Give only the number of lines in these records that contain the word "ممکن".

Extracted data entries
:::::
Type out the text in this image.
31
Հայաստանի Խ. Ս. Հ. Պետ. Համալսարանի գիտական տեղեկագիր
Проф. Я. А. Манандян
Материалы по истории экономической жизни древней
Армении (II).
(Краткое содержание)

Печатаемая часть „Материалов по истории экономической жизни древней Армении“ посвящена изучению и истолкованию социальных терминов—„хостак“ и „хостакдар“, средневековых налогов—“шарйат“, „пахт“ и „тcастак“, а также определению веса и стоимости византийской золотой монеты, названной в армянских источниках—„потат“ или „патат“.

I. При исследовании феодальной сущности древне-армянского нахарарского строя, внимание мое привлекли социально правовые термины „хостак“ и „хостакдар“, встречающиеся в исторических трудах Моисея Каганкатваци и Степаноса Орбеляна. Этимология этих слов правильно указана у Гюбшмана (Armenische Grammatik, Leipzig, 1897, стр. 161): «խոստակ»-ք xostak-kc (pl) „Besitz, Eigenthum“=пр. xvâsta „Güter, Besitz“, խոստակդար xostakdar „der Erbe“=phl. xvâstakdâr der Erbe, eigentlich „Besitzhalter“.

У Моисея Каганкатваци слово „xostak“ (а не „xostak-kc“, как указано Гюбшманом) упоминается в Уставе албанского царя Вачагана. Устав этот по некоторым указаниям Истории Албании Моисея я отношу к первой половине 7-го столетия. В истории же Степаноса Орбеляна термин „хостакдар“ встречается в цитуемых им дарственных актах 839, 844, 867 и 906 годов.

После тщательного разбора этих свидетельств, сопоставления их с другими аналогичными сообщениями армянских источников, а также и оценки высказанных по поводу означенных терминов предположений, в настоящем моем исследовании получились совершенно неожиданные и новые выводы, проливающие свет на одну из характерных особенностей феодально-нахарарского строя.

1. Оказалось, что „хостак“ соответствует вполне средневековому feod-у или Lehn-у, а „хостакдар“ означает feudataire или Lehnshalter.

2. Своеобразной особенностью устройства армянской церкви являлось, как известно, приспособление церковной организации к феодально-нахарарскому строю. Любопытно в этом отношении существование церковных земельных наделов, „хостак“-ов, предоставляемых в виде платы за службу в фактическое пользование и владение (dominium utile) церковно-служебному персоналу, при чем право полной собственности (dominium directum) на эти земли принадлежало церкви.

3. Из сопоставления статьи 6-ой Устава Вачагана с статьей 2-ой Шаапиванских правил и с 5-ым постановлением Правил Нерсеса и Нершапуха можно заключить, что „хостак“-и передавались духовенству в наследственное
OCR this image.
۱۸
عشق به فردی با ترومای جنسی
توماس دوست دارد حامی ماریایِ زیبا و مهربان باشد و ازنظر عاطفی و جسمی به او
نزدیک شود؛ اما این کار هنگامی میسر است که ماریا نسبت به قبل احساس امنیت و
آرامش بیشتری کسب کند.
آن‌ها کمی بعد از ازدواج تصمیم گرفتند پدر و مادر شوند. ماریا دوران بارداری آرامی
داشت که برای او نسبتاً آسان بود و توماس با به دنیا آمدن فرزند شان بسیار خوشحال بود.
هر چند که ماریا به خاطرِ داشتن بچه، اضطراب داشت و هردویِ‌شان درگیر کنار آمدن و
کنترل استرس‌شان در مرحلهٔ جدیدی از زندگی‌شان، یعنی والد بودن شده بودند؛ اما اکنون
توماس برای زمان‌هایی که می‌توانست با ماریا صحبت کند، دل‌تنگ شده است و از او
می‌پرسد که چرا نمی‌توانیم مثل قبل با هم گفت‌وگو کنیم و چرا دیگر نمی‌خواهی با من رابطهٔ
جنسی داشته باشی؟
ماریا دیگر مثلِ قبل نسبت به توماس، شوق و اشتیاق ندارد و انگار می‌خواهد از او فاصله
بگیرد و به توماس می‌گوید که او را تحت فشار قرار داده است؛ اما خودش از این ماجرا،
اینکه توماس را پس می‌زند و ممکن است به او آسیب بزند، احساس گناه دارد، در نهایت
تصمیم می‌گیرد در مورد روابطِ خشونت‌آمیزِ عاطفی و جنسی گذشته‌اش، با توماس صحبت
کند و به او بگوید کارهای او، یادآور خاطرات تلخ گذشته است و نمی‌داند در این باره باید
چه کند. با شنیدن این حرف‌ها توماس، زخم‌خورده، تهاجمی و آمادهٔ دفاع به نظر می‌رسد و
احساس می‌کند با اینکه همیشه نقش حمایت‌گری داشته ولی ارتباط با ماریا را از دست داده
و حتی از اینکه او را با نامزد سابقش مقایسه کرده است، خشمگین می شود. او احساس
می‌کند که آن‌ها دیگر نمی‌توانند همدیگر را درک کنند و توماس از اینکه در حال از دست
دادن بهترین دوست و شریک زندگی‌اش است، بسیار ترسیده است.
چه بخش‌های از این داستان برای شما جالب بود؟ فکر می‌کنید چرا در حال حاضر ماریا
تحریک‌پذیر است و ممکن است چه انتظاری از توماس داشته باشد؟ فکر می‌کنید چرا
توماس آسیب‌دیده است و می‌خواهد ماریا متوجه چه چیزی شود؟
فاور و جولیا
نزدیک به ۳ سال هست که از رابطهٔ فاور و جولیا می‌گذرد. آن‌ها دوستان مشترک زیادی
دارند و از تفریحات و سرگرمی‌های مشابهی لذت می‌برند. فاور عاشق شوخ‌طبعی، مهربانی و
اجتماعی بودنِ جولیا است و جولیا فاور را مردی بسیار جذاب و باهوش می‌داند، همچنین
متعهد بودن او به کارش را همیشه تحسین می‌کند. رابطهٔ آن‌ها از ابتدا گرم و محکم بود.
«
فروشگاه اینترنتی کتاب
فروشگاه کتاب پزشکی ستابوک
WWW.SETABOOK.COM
:::::
→ **Response for this exercise**
2